→ WHAT THE TASK ASKS
Edit the material from the line with "Where is each" up to and including the line with "current-buffer-label: Dimensione buffer", changing "bounding box" to "enclosing rectangle" and keeping everything else unchanged. Give back only those lines, without the pictures.

→ DATA PROVIDED
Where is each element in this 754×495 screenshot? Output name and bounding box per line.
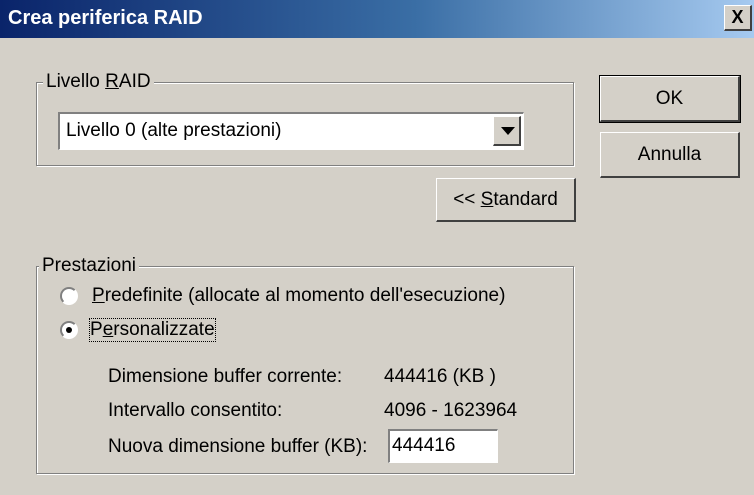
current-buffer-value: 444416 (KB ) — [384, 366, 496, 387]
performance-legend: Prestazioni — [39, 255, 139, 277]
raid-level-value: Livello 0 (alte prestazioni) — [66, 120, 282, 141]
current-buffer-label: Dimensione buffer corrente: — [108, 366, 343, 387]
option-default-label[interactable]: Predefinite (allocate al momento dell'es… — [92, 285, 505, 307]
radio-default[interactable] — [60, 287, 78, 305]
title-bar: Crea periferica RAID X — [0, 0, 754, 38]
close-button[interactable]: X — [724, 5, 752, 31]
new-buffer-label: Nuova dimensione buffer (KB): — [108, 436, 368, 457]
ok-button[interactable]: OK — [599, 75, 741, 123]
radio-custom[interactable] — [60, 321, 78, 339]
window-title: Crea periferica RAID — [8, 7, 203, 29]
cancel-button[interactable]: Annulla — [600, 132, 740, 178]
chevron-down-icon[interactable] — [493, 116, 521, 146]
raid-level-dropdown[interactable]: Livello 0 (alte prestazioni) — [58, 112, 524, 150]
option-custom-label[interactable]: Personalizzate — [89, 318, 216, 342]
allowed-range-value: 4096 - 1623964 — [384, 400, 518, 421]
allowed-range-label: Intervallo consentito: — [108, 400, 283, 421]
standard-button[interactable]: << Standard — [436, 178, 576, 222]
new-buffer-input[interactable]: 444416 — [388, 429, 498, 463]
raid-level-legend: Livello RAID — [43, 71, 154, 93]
==
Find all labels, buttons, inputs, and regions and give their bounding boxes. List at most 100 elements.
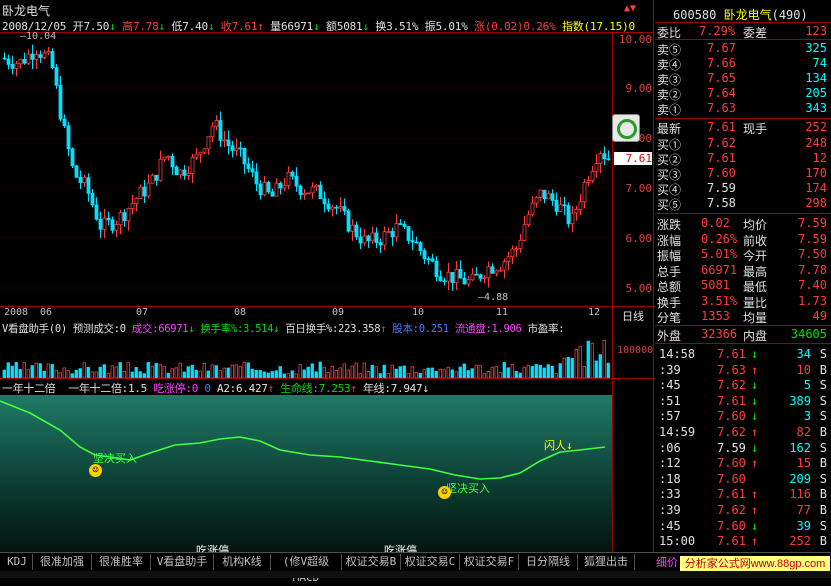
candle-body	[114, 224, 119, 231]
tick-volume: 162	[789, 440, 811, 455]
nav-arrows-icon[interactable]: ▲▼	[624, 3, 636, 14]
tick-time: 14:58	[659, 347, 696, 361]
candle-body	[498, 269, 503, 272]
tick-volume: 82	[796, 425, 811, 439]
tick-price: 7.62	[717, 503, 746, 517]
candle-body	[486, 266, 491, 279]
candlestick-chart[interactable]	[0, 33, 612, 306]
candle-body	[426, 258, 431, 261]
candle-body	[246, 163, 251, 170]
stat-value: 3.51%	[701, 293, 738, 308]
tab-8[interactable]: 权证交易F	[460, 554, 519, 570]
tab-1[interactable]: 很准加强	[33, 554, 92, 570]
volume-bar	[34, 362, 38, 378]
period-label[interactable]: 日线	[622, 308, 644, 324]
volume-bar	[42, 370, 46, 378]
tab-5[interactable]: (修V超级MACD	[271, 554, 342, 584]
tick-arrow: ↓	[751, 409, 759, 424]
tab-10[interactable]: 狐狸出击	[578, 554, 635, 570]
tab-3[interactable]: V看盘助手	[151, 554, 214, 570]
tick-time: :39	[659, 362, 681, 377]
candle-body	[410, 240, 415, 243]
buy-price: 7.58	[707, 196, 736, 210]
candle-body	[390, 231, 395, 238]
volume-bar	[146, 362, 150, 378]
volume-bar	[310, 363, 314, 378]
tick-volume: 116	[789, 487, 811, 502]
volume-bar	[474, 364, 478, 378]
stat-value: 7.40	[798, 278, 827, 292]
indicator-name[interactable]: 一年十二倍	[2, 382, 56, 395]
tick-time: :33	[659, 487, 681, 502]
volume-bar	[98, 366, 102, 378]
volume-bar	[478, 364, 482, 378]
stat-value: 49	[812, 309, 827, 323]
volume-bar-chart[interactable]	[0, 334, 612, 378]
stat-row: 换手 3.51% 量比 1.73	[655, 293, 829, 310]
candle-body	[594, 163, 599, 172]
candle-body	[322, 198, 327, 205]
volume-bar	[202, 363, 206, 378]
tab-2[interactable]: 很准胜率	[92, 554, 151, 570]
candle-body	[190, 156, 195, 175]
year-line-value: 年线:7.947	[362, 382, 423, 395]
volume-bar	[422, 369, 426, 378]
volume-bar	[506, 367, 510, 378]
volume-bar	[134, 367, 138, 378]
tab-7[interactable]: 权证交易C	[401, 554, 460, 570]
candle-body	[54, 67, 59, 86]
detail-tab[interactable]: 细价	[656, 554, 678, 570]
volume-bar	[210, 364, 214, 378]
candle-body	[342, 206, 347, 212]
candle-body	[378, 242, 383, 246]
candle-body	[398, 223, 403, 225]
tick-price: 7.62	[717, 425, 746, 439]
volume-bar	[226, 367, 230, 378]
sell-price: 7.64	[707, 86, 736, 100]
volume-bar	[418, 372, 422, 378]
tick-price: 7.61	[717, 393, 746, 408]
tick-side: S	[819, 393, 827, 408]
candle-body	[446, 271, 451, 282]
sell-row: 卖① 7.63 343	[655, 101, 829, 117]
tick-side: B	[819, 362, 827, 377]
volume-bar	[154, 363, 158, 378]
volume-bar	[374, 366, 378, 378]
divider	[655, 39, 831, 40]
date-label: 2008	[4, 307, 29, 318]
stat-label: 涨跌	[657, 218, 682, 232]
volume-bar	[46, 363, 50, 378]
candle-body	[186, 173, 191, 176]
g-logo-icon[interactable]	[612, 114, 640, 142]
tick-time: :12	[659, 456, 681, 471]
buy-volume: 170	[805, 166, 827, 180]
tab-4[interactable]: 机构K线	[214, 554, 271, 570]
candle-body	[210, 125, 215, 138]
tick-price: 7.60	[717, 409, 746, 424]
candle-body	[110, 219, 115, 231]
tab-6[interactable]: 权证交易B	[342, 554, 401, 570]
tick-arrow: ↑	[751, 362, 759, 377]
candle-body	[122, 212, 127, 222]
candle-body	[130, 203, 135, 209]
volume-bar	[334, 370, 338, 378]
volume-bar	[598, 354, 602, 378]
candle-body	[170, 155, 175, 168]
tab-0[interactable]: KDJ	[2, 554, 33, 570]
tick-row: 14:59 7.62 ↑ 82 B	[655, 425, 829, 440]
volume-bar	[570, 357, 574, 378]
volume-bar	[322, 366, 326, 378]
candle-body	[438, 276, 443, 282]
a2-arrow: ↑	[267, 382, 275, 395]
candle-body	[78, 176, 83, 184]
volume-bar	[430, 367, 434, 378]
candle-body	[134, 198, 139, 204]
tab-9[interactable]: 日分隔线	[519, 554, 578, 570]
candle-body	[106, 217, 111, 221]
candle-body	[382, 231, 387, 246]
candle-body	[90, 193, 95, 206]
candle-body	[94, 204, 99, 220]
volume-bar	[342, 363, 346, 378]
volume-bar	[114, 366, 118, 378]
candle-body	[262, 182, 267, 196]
...
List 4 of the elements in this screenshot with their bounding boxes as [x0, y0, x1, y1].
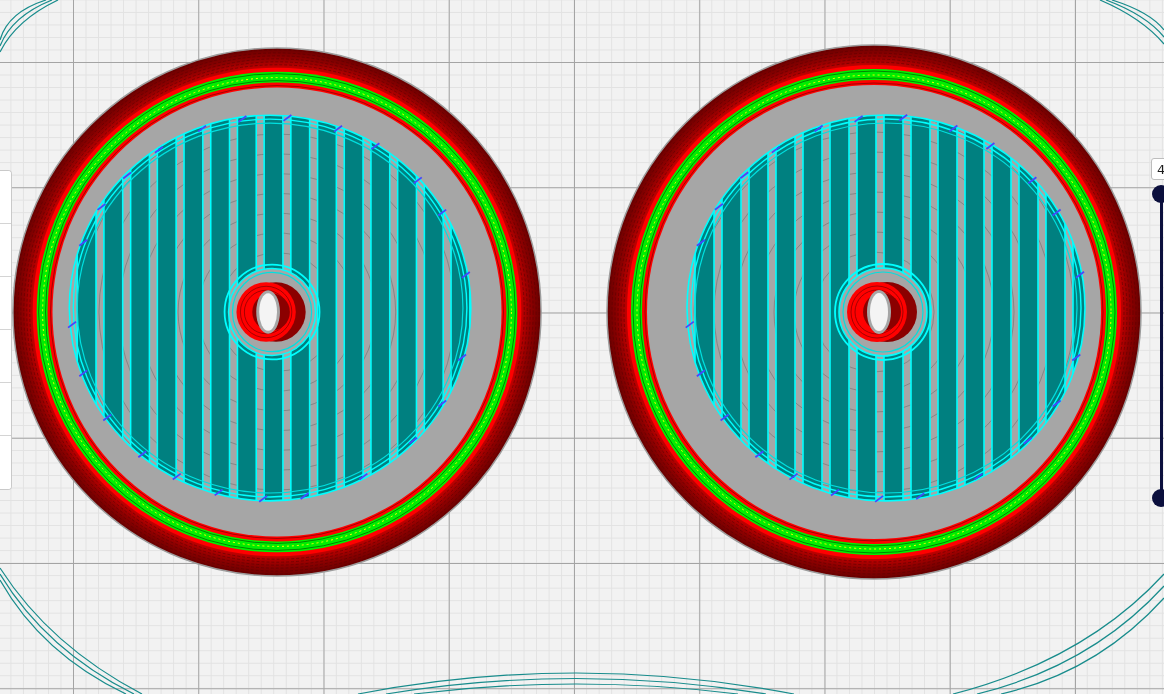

→ EXERCISE ANSWER
Where is each element in this 754×495 screenshot? Output name and enclosing rectangle per line.
current-buffer-value: 444416 (KB ) — [384, 366, 496, 387]
performance-legend: Prestazioni — [39, 255, 139, 277]
raid-level-value: Livello 0 (alte prestazioni) — [66, 120, 282, 141]
current-buffer-label: Dimensione buffer corrente: — [108, 366, 343, 387]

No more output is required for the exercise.